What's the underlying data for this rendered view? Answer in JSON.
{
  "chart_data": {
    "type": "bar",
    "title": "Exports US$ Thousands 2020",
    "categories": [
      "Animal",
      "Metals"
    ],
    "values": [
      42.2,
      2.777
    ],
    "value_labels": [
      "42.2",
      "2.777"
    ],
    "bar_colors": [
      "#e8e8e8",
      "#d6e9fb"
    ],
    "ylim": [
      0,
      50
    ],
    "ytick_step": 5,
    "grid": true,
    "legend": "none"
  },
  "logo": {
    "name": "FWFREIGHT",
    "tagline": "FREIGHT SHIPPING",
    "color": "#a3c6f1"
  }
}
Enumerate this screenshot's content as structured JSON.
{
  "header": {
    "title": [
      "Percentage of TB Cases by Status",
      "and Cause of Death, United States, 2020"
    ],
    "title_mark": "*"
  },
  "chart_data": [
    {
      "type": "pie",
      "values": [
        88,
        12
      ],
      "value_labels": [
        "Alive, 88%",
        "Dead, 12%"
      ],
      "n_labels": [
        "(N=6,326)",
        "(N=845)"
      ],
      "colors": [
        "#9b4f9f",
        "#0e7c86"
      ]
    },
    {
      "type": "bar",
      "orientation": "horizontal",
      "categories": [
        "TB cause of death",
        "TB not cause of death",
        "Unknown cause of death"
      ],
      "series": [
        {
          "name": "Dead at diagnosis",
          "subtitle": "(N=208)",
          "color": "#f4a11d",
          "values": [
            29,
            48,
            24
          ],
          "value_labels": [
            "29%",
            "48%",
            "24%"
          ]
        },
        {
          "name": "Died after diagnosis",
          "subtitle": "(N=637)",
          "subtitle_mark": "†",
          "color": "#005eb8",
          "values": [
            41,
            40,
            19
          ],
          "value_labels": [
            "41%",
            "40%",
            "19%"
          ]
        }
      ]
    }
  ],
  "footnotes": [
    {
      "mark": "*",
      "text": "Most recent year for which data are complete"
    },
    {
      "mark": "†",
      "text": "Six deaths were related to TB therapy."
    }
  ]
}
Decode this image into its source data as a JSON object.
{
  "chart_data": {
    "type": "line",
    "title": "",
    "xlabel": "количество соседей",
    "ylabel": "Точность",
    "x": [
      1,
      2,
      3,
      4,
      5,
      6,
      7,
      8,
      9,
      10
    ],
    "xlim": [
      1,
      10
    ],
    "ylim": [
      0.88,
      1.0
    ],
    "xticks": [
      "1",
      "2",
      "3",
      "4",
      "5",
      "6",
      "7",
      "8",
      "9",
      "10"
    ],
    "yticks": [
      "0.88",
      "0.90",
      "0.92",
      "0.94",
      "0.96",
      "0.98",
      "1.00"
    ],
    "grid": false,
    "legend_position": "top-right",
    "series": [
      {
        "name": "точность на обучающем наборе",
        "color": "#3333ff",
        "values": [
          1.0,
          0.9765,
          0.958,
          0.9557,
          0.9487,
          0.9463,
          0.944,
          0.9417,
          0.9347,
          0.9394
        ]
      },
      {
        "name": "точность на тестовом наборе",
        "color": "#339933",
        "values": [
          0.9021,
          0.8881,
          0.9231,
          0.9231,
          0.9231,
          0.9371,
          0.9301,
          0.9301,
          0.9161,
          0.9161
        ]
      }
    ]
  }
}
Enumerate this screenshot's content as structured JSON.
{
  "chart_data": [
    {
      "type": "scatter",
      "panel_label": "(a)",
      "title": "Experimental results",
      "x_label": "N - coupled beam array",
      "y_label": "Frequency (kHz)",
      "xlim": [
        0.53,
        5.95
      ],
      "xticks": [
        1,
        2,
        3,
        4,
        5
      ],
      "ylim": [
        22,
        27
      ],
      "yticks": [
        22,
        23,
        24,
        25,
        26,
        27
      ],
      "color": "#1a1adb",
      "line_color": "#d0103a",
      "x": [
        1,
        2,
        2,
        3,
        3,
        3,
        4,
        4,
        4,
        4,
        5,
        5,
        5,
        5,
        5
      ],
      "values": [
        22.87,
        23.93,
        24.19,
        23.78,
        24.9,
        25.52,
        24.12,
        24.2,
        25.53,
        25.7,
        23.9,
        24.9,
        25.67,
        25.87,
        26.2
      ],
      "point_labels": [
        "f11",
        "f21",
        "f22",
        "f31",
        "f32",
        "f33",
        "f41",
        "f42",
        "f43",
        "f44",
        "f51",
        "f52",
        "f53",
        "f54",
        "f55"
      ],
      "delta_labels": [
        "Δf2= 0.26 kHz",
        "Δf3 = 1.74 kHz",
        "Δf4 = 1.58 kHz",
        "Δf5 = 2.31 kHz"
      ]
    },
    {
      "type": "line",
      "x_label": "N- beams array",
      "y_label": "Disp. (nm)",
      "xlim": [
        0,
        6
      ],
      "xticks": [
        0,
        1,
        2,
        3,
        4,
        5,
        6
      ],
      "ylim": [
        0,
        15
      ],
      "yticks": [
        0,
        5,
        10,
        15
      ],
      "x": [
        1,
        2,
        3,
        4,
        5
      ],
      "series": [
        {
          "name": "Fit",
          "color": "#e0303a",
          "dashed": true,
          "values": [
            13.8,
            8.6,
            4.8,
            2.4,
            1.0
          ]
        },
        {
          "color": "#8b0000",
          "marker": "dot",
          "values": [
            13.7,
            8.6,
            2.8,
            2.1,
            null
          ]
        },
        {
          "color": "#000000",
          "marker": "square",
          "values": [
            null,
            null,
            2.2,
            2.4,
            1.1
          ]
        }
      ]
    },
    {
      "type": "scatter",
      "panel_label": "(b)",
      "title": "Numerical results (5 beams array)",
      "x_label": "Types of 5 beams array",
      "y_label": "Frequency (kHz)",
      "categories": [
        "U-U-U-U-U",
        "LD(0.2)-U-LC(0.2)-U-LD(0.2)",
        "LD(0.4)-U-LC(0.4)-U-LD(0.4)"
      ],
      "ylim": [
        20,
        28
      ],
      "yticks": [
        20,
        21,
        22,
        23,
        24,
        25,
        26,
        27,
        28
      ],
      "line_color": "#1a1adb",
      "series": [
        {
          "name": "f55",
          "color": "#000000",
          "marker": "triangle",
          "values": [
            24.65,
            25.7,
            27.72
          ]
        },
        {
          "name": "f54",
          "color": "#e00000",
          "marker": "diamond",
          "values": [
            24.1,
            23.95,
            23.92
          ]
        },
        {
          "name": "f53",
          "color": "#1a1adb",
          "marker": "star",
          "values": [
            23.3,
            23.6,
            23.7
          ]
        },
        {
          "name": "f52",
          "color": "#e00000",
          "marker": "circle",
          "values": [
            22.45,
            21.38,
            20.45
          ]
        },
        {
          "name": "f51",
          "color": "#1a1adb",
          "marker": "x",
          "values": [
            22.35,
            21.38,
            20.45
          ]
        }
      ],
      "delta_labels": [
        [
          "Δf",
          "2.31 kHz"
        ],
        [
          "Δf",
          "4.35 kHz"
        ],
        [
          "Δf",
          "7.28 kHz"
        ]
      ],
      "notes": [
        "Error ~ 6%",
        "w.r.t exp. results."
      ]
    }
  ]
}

.....

* Prompt
Extract each record, keeping it identical to the original.

* Written response
What's the underlying data for this rendered view? Answer in JSON.
{
  "chart_data": {
    "type": "bar",
    "title": "Exports US$ Thousands 2020",
    "categories": [
      "Animal",
      "Metals"
    ],
    "values": [
      42.2,
      2.777
    ],
    "value_labels": [
      "42.2",
      "2.777"
    ],
    "bar_colors": [
      "#e8e8e8",
      "#d6e9fb"
    ],
    "ylim": [
      0,
      50
    ],
    "ytick_step": 5,
    "grid": true,
    "legend": "none"
  },
  "logo": {
    "name": "FWFREIGHT",
    "tagline": "FREIGHT SHIPPING",
    "color": "#a3c6f1"
  }
}
Enumerate this screenshot's content as structured JSON.
{
  "header": {
    "title": [
      "Percentage of TB Cases by Status",
      "and Cause of Death, United States, 2020"
    ],
    "title_mark": "*"
  },
  "chart_data": [
    {
      "type": "pie",
      "values": [
        88,
        12
      ],
      "value_labels": [
        "Alive, 88%",
        "Dead, 12%"
      ],
      "n_labels": [
        "(N=6,326)",
        "(N=845)"
      ],
      "colors": [
        "#9b4f9f",
        "#0e7c86"
      ]
    },
    {
      "type": "bar",
      "orientation": "horizontal",
      "categories": [
        "TB cause of death",
        "TB not cause of death",
        "Unknown cause of death"
      ],
      "series": [
        {
          "name": "Dead at diagnosis",
          "subtitle": "(N=208)",
          "color": "#f4a11d",
          "values": [
            29,
            48,
            24
          ],
          "value_labels": [
            "29%",
            "48%",
            "24%"
          ]
        },
        {
          "name": "Died after diagnosis",
          "subtitle": "(N=637)",
          "subtitle_mark": "†",
          "color": "#005eb8",
          "values": [
            41,
            40,
            19
          ],
          "value_labels": [
            "41%",
            "40%",
            "19%"
          ]
        }
      ]
    }
  ],
  "footnotes": [
    {
      "mark": "*",
      "text": "Most recent year for which data are complete"
    },
    {
      "mark": "†",
      "text": "Six deaths were related to TB therapy."
    }
  ]
}
Decode this image into its source data as a JSON object.
{
  "chart_data": {
    "type": "line",
    "title": "",
    "xlabel": "количество соседей",
    "ylabel": "Точность",
    "x": [
      1,
      2,
      3,
      4,
      5,
      6,
      7,
      8,
      9,
      10
    ],
    "xlim": [
      1,
      10
    ],
    "ylim": [
      0.88,
      1.0
    ],
    "xticks": [
      "1",
      "2",
      "3",
      "4",
      "5",
      "6",
      "7",
      "8",
      "9",
      "10"
    ],
    "yticks": [
      "0.88",
      "0.90",
      "0.92",
      "0.94",
      "0.96",
      "0.98",
      "1.00"
    ],
    "grid": false,
    "legend_position": "top-right",
    "series": [
      {
        "name": "точность на обучающем наборе",
        "color": "#3333ff",
        "values": [
          1.0,
          0.9765,
          0.958,
          0.9557,
          0.9487,
          0.9463,
          0.944,
          0.9417,
          0.9347,
          0.9394
        ]
      },
      {
        "name": "точность на тестовом наборе",
        "color": "#339933",
        "values": [
          0.9021,
          0.8881,
          0.9231,
          0.9231,
          0.9231,
          0.9371,
          0.9301,
          0.9301,
          0.9161,
          0.9161
        ]
      }
    ]
  }
}
Enumerate this screenshot's content as structured JSON.
{
  "chart_data": [
    {
      "type": "scatter",
      "panel_label": "(a)",
      "title": "Experimental results",
      "x_label": "N - coupled beam array",
      "y_label": "Frequency (kHz)",
      "xlim": [
        0.53,
        5.95
      ],
      "xticks": [
        1,
        2,
        3,
        4,
        5
      ],
      "ylim": [
        22,
        27
      ],
      "yticks": [
        22,
        23,
        24,
        25,
        26,
        27
      ],
      "color": "#1a1adb",
      "line_color": "#d0103a",
      "x": [
        1,
        2,
        2,
        3,
        3,
        3,
        4,
        4,
        4,
        4,
        5,
        5,
        5,
        5,
        5
      ],
      "values": [
        22.87,
        23.93,
        24.19,
        23.78,
        24.9,
        25.52,
        24.12,
        24.2,
        25.53,
        25.7,
        23.9,
        24.9,
        25.67,
        25.87,
        26.2
      ],
      "point_labels": [
        "f11",
        "f21",
        "f22",
        "f31",
        "f32",
        "f33",
        "f41",
        "f42",
        "f43",
        "f44",
        "f51",
        "f52",
        "f53",
        "f54",
        "f55"
      ],
      "delta_labels": [
        "Δf2= 0.26 kHz",
        "Δf3 = 1.74 kHz",
        "Δf4 = 1.58 kHz",
        "Δf5 = 2.31 kHz"
      ]
    },
    {
      "type": "line",
      "x_label": "N- beams array",
      "y_label": "Disp. (nm)",
      "xlim": [
        0,
        6
      ],
      "xticks": [
        0,
        1,
        2,
        3,
        4,
        5,
        6
      ],
      "ylim": [
        0,
        15
      ],
      "yticks": [
        0,
        5,
        10,
        15
      ],
      "x": [
        1,
        2,
        3,
        4,
        5
      ],
      "series": [
        {
          "name": "Fit",
          "color": "#e0303a",
          "dashed": true,
          "values": [
            13.8,
            8.6,
            4.8,
            2.4,
            1.0
          ]
        },
        {
          "color": "#8b0000",
          "marker": "dot",
          "values": [
            13.7,
            8.6,
            2.8,
            2.1,
            null
          ]
        },
        {
          "color": "#000000",
          "marker": "square",
          "values": [
            null,
            null,
            2.2,
            2.4,
            1.1
          ]
        }
      ]
    },
    {
      "type": "scatter",
      "panel_label": "(b)",
      "title": "Numerical results (5 beams array)",
      "x_label": "Types of 5 beams array",
      "y_label": "Frequency (kHz)",
      "categories": [
        "U-U-U-U-U",
        "LD(0.2)-U-LC(0.2)-U-LD(0.2)",
        "LD(0.4)-U-LC(0.4)-U-LD(0.4)"
      ],
      "ylim": [
        20,
        28
      ],
      "yticks": [
        20,
        21,
        22,
        23,
        24,
        25,
        26,
        27,
        28
      ],
      "line_color": "#1a1adb",
      "series": [
        {
          "name": "f55",
          "color": "#000000",
          "marker": "triangle",
          "values": [
            24.65,
            25.7,
            27.72
          ]
        },
        {
          "name": "f54",
          "color": "#e00000",
          "marker": "diamond",
          "values": [
            24.1,
            23.95,
            23.92
          ]
        },
        {
          "name": "f53",
          "color": "#1a1adb",
          "marker": "star",
          "values": [
            23.3,
            23.6,
            23.7
          ]
        },
        {
          "name": "f52",
          "color": "#e00000",
          "marker": "circle",
          "values": [
            22.45,
            21.38,
            20.45
          ]
        },
        {
          "name": "f51",
          "color": "#1a1adb",
          "marker": "x",
          "values": [
            22.35,
            21.38,
            20.45
          ]
        }
      ],
      "delta_labels": [
        [
          "Δf",
          "2.31 kHz"
        ],
        [
          "Δf",
          "4.35 kHz"
        ],
        [
          "Δf",
          "7.28 kHz"
        ]
      ],
      "notes": [
        "Error ~ 6%",
        "w.r.t exp. results."
      ]
    }
  ]
}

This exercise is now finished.